= Goal =
Rewrite the lines from the first one through the line holding "map-zoom-controls <box>19 224 53 353</box>", inclusive, as a numbered list, leaving out any blank lines.

= Extracted data =
========================

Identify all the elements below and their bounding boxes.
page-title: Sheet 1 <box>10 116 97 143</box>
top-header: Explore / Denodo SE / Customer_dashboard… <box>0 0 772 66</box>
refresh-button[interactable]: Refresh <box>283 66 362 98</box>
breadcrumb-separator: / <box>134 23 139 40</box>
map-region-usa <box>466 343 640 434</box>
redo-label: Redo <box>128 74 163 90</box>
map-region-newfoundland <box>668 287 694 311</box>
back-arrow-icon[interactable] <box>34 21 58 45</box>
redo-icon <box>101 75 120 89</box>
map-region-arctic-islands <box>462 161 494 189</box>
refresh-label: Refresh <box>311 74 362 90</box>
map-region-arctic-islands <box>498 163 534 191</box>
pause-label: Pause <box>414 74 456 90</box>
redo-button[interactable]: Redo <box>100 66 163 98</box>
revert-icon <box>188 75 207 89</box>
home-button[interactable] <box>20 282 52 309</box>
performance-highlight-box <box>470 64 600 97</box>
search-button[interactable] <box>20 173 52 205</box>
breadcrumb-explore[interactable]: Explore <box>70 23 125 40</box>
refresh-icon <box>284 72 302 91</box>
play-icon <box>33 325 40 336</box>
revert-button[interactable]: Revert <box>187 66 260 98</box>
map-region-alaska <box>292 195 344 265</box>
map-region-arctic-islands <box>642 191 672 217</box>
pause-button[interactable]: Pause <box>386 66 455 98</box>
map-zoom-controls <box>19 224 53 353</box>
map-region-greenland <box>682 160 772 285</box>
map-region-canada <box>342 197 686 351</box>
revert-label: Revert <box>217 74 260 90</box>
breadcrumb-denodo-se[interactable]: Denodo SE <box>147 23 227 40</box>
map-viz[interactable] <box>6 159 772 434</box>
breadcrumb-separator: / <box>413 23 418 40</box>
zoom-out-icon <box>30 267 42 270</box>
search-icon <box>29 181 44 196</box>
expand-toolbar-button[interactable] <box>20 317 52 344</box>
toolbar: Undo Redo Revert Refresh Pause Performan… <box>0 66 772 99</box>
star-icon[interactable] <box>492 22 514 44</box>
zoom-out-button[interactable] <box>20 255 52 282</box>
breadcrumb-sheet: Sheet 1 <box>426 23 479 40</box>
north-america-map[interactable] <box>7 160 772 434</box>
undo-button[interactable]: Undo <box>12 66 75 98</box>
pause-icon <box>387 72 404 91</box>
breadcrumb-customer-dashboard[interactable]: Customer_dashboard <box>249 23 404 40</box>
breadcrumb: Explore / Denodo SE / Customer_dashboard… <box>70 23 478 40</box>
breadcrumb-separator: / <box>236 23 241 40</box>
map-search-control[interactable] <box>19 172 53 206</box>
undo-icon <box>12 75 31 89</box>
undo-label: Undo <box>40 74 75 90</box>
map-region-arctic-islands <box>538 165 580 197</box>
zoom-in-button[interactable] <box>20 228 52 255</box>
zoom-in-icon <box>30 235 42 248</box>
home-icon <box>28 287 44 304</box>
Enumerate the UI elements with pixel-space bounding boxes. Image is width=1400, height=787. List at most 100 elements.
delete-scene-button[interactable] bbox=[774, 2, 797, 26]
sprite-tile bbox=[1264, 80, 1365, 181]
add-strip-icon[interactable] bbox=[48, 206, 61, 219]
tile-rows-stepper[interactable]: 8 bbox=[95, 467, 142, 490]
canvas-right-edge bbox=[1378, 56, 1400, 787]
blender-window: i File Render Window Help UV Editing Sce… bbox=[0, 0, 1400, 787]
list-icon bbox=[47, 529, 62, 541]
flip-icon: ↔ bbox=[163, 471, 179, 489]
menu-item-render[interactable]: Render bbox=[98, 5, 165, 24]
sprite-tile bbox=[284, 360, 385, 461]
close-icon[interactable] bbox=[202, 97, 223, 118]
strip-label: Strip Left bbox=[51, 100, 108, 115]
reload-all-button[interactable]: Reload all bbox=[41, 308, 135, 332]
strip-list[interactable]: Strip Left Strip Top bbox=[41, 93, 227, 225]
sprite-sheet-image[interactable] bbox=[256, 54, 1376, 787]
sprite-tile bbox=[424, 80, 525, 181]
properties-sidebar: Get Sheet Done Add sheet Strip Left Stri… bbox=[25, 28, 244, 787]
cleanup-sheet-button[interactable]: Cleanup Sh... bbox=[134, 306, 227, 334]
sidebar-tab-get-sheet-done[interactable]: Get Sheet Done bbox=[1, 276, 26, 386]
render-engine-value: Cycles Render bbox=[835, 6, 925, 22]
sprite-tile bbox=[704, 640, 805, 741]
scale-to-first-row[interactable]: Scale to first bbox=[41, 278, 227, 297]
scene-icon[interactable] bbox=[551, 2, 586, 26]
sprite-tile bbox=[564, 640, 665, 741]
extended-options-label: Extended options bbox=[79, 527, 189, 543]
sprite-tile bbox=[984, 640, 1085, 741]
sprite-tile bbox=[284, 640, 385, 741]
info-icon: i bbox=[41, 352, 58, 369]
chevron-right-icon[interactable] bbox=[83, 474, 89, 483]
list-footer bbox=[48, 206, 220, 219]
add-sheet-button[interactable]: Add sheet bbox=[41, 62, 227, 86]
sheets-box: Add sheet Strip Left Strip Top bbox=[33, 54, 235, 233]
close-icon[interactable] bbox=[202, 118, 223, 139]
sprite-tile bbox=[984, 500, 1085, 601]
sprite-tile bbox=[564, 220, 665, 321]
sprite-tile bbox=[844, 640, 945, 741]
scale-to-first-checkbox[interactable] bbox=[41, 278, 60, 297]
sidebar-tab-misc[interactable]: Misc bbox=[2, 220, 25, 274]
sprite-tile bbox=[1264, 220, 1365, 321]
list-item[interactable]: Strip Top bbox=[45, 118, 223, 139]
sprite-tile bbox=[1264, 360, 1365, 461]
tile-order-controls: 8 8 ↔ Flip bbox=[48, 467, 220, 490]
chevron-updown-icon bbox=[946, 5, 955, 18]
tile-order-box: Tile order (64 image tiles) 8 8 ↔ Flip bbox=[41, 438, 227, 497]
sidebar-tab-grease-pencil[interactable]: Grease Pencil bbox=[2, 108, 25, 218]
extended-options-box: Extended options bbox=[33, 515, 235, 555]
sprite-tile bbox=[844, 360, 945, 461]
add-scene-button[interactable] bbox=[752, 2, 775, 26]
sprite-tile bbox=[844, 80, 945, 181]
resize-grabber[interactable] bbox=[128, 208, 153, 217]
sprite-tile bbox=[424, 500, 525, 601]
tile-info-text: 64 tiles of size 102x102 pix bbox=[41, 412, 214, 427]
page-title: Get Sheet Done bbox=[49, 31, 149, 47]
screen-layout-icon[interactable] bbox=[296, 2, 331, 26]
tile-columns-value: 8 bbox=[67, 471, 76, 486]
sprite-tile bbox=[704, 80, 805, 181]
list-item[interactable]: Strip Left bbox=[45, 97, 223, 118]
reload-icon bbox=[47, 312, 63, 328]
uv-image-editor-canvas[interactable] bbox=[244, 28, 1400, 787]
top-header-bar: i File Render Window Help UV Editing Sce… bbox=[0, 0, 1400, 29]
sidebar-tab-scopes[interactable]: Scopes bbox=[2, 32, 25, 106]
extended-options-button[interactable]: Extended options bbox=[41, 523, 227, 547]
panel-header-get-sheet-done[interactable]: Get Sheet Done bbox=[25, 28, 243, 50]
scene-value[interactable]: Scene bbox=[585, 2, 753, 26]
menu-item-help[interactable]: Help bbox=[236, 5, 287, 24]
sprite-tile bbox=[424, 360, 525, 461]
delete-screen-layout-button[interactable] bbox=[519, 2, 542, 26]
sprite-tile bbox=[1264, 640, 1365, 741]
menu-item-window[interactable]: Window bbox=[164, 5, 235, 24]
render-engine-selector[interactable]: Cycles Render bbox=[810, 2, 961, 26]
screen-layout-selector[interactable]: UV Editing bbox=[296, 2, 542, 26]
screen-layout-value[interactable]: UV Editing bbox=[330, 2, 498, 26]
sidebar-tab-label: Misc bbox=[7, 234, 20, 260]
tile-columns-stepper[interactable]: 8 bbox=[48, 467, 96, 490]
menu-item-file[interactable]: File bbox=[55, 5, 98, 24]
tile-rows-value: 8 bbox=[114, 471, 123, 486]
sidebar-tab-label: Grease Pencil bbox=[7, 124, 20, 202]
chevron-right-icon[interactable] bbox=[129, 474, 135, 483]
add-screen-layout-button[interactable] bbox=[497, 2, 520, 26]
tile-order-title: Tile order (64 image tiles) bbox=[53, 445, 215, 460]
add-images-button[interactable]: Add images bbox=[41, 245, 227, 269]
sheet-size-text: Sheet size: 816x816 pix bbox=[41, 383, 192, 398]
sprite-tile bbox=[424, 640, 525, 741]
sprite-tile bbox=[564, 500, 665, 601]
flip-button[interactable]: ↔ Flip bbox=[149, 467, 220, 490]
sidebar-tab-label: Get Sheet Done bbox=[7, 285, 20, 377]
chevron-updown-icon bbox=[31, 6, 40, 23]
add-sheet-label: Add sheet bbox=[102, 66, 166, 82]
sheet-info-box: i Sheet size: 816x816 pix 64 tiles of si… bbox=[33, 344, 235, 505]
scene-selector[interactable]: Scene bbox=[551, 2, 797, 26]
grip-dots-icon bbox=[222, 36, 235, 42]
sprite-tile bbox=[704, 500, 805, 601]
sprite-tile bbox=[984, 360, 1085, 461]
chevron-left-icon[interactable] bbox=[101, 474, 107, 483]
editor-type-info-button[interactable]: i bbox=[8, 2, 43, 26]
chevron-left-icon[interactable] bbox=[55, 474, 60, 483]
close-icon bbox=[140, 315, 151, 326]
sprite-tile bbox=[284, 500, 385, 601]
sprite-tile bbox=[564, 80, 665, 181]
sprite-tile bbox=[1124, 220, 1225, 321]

========================

= Output for this exercise =
1. Identify all the elements below and their bounding boxes.
2. page-title: Sheet 1 <box>10 116 97 143</box>
3. top-header: Explore / Denodo SE / Customer_dashboard… <box>0 0 772 66</box>
4. refresh-button[interactable]: Refresh <box>283 66 362 98</box>
5. breadcrumb-separator: / <box>134 23 139 40</box>
6. map-region-usa <box>466 343 640 434</box>
7. redo-label: Redo <box>128 74 163 90</box>
8. map-region-newfoundland <box>668 287 694 311</box>
9. back-arrow-icon[interactable] <box>34 21 58 45</box>
10. redo-icon <box>101 75 120 89</box>
11. map-region-arctic-islands <box>462 161 494 189</box>
12. refresh-label: Refresh <box>311 74 362 90</box>
13. map-region-arctic-islands <box>498 163 534 191</box>
14. pause-label: Pause <box>414 74 456 90</box>
15. redo-button[interactable]: Redo <box>100 66 163 98</box>
16. revert-icon <box>188 75 207 89</box>
17. home-button[interactable] <box>20 282 52 309</box>
18. performance-highlight-box <box>470 64 600 97</box>
19. search-button[interactable] <box>20 173 52 205</box>
20. breadcrumb-explore[interactable]: Explore <box>70 23 125 40</box>
21. refresh-icon <box>284 72 302 91</box>
22. play-icon <box>33 325 40 336</box>
23. revert-button[interactable]: Revert <box>187 66 260 98</box>
24. map-region-alaska <box>292 195 344 265</box>
25. map-region-arctic-islands <box>642 191 672 217</box>
26. pause-button[interactable]: Pause <box>386 66 455 98</box>
27. map-zoom-controls <box>19 224 53 353</box>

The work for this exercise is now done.